Dataset records —
┌──
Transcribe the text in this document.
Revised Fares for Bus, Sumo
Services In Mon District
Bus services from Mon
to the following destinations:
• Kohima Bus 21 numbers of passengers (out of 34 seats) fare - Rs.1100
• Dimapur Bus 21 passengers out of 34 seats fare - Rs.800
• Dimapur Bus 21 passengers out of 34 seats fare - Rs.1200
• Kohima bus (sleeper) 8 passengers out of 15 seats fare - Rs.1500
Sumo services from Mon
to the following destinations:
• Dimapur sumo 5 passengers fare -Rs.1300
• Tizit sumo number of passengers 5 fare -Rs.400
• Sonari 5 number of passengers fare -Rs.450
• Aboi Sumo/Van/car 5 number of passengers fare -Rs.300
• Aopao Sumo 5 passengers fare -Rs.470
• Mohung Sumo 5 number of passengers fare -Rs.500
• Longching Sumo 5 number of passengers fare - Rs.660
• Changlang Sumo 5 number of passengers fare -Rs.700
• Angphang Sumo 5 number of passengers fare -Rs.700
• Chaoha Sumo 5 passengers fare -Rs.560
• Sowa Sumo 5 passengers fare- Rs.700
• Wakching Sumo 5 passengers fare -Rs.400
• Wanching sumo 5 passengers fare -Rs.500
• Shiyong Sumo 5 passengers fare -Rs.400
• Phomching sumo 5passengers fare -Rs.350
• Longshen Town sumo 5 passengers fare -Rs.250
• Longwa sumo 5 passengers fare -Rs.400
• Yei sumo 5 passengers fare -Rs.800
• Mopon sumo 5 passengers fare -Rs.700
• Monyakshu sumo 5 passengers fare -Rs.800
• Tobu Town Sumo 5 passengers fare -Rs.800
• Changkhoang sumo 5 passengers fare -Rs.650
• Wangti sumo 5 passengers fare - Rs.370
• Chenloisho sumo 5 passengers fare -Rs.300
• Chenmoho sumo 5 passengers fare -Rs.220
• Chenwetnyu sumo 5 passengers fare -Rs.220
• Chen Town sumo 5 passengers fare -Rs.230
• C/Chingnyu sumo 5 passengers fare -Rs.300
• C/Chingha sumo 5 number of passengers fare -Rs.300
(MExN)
└──
Exercise prompt —
Copy the material above back out, exactly as written.

Exercise solution —
Transcribe the text in this document.
Revised Fares for Bus, Sumo
Services In Mon District
Bus services from Mon
to the following destinations:
• Kohima Bus 21 numbers of passengers (out of 34 seats) fare - Rs.1100
• Dimapur Bus 21 passengers out of 34 seats fare - Rs.800
• Dimapur Bus 21 passengers out of 34 seats fare - Rs.1200
• Kohima bus (sleeper) 8 passengers out of 15 seats fare - Rs.1500
Sumo services from Mon
to the following destinations:
• Dimapur sumo 5 passengers fare -Rs.1300
• Tizit sumo number of passengers 5 fare -Rs.400
• Sonari 5 number of passengers fare -Rs.450
• Aboi Sumo/Van/car 5 number of passengers fare -Rs.300
• Aopao Sumo 5 passengers fare -Rs.470
• Mohung Sumo 5 number of passengers fare -Rs.500
• Longching Sumo 5 number of passengers fare - Rs.660
• Changlang Sumo 5 number of passengers fare -Rs.700
• Angphang Sumo 5 number of passengers fare -Rs.700
• Chaoha Sumo 5 passengers fare -Rs.560
• Sowa Sumo 5 passengers fare- Rs.700
• Wakching Sumo 5 passengers fare -Rs.400
• Wanching sumo 5 passengers fare -Rs.500
• Shiyong Sumo 5 passengers fare -Rs.400
• Phomching sumo 5passengers fare -Rs.350
• Longshen Town sumo 5 passengers fare -Rs.250
• Longwa sumo 5 passengers fare -Rs.400
• Yei sumo 5 passengers fare -Rs.800
• Mopon sumo 5 passengers fare -Rs.700
• Monyakshu sumo 5 passengers fare -Rs.800
• Tobu Town Sumo 5 passengers fare -Rs.800
• Changkhoang sumo 5 passengers fare -Rs.650
• Wangti sumo 5 passengers fare - Rs.370
• Chenloisho sumo 5 passengers fare -Rs.300
• Chenmoho sumo 5 passengers fare -Rs.220
• Chenwetnyu sumo 5 passengers fare -Rs.220
• Chen Town sumo 5 passengers fare -Rs.230
• C/Chingnyu sumo 5 passengers fare -Rs.300
• C/Chingha sumo 5 number of passengers fare -Rs.300
(MExN)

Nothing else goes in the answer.